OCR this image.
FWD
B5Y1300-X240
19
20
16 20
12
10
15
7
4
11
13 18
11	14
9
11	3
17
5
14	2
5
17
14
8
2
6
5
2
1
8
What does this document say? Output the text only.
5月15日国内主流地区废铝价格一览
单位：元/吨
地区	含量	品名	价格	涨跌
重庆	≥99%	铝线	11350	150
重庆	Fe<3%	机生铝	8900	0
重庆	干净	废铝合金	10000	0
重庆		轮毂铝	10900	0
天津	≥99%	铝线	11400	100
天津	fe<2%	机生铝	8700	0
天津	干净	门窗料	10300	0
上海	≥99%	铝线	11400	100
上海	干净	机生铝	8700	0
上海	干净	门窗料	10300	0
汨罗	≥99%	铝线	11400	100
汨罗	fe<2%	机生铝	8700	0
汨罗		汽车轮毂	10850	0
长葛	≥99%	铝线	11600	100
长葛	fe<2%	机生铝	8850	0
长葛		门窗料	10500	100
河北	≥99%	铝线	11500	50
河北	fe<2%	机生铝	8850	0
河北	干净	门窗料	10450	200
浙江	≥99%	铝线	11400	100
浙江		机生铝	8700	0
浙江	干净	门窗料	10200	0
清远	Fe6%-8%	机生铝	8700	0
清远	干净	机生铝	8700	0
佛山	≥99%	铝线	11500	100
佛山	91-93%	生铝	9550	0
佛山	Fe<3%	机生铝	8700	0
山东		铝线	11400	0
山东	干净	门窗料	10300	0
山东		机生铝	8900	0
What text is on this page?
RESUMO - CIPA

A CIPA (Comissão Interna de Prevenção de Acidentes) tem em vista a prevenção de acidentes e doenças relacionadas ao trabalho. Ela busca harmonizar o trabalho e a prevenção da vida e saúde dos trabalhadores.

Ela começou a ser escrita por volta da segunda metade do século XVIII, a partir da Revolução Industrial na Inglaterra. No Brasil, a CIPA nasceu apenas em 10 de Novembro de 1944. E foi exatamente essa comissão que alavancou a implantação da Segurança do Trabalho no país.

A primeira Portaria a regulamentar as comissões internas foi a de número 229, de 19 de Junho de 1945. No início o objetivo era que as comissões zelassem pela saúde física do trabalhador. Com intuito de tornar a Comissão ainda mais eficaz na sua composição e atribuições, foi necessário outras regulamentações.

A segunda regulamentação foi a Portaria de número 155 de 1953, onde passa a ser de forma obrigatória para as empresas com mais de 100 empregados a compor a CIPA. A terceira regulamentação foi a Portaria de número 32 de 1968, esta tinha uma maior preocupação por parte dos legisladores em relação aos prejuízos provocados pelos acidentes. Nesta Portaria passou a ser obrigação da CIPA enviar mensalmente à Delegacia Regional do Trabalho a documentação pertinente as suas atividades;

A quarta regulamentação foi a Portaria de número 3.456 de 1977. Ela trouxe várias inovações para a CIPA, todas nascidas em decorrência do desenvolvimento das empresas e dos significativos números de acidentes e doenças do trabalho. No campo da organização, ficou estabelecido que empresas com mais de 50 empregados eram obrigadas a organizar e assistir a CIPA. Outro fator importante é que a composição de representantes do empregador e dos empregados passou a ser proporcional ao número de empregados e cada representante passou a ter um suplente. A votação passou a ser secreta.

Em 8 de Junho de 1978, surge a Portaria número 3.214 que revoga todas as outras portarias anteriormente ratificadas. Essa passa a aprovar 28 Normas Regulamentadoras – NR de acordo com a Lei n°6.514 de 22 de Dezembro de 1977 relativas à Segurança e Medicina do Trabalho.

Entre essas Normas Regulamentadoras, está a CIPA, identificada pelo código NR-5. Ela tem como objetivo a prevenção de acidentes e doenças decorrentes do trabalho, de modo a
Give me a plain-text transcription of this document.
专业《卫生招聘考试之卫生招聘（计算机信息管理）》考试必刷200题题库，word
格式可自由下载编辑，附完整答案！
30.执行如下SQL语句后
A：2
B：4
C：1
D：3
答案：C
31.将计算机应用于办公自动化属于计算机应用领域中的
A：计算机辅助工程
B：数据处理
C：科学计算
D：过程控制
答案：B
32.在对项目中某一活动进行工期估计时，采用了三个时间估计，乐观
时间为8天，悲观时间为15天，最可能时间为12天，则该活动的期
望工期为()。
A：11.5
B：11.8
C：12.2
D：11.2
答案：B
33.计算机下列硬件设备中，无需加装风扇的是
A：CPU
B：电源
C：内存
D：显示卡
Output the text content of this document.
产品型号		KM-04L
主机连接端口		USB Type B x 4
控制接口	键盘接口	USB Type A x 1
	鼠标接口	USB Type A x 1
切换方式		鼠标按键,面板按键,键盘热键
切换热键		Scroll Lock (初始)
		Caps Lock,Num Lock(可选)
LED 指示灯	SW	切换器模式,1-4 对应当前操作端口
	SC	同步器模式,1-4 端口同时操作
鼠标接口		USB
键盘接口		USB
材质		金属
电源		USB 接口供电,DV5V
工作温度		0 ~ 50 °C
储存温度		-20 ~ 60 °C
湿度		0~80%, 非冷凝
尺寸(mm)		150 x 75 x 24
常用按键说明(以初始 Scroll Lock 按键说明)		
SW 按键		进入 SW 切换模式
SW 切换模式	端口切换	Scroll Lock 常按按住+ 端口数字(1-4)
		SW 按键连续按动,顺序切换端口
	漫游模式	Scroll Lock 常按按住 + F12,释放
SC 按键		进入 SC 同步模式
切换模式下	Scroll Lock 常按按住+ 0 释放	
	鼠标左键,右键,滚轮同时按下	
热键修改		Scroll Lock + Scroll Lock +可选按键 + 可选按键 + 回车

**WHAT NEEDS TO BE DONE:** Take every line from the data above that holds "Type" and copy it out.

**WRITTEN ANSWER:**
主机连接端口		USB Type B x 4
控制接口	键盘接口	USB Type A x 1
	鼠标接口	USB Type A x 1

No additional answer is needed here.